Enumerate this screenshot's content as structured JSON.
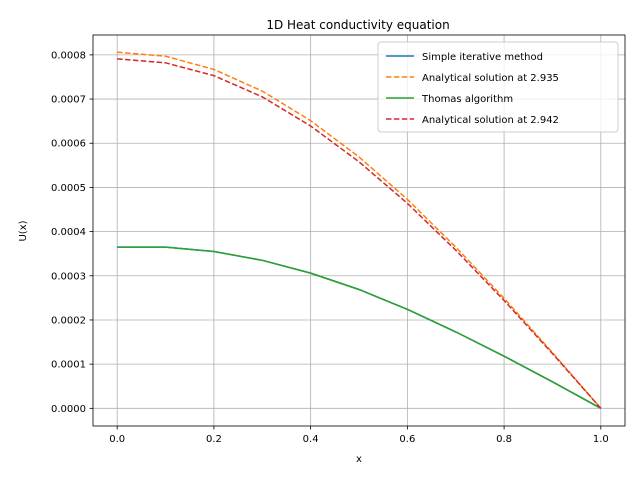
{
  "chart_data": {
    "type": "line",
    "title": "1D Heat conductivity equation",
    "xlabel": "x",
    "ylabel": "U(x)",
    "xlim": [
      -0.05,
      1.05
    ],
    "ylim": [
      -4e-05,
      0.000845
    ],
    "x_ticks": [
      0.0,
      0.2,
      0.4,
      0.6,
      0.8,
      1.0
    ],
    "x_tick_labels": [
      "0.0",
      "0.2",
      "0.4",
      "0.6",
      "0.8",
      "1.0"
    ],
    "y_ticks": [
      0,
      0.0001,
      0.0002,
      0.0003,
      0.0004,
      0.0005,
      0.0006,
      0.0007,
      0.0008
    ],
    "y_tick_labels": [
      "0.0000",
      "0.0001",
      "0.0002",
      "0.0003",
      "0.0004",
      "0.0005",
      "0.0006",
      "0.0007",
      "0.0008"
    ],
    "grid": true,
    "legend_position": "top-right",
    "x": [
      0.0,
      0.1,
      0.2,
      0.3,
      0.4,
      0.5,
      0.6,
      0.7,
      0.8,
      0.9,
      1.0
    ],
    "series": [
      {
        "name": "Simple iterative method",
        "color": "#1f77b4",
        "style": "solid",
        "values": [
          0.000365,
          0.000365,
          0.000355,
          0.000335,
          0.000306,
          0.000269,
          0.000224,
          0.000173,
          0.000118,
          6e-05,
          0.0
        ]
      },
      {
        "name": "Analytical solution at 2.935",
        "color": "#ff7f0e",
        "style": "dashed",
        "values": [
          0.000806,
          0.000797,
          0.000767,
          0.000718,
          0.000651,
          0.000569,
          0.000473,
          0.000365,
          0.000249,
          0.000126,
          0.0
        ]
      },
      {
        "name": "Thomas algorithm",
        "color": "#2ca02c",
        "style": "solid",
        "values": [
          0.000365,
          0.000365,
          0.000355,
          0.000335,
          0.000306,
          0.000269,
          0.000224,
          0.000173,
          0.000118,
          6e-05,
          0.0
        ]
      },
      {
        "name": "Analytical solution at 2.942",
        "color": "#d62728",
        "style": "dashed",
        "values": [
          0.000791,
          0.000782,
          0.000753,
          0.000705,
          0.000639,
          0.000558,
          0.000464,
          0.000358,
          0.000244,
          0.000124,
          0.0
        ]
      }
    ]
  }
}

Work to complete →
Transcribe the whole listing exactly. Pictures stay out of your copy.

Final answer →
Enumerate this screenshot's content as structured JSON.
{
  "chart_data": {
    "type": "line",
    "title": "1D Heat conductivity equation",
    "xlabel": "x",
    "ylabel": "U(x)",
    "xlim": [
      -0.05,
      1.05
    ],
    "ylim": [
      -4e-05,
      0.000845
    ],
    "x_ticks": [
      0.0,
      0.2,
      0.4,
      0.6,
      0.8,
      1.0
    ],
    "x_tick_labels": [
      "0.0",
      "0.2",
      "0.4",
      "0.6",
      "0.8",
      "1.0"
    ],
    "y_ticks": [
      0,
      0.0001,
      0.0002,
      0.0003,
      0.0004,
      0.0005,
      0.0006,
      0.0007,
      0.0008
    ],
    "y_tick_labels": [
      "0.0000",
      "0.0001",
      "0.0002",
      "0.0003",
      "0.0004",
      "0.0005",
      "0.0006",
      "0.0007",
      "0.0008"
    ],
    "grid": true,
    "legend_position": "top-right",
    "x": [
      0.0,
      0.1,
      0.2,
      0.3,
      0.4,
      0.5,
      0.6,
      0.7,
      0.8,
      0.9,
      1.0
    ],
    "series": [
      {
        "name": "Simple iterative method",
        "color": "#1f77b4",
        "style": "solid",
        "values": [
          0.000365,
          0.000365,
          0.000355,
          0.000335,
          0.000306,
          0.000269,
          0.000224,
          0.000173,
          0.000118,
          6e-05,
          0.0
        ]
      },
      {
        "name": "Analytical solution at 2.935",
        "color": "#ff7f0e",
        "style": "dashed",
        "values": [
          0.000806,
          0.000797,
          0.000767,
          0.000718,
          0.000651,
          0.000569,
          0.000473,
          0.000365,
          0.000249,
          0.000126,
          0.0
        ]
      },
      {
        "name": "Thomas algorithm",
        "color": "#2ca02c",
        "style": "solid",
        "values": [
          0.000365,
          0.000365,
          0.000355,
          0.000335,
          0.000306,
          0.000269,
          0.000224,
          0.000173,
          0.000118,
          6e-05,
          0.0
        ]
      },
      {
        "name": "Analytical solution at 2.942",
        "color": "#d62728",
        "style": "dashed",
        "values": [
          0.000791,
          0.000782,
          0.000753,
          0.000705,
          0.000639,
          0.000558,
          0.000464,
          0.000358,
          0.000244,
          0.000124,
          0.0
        ]
      }
    ]
  }
}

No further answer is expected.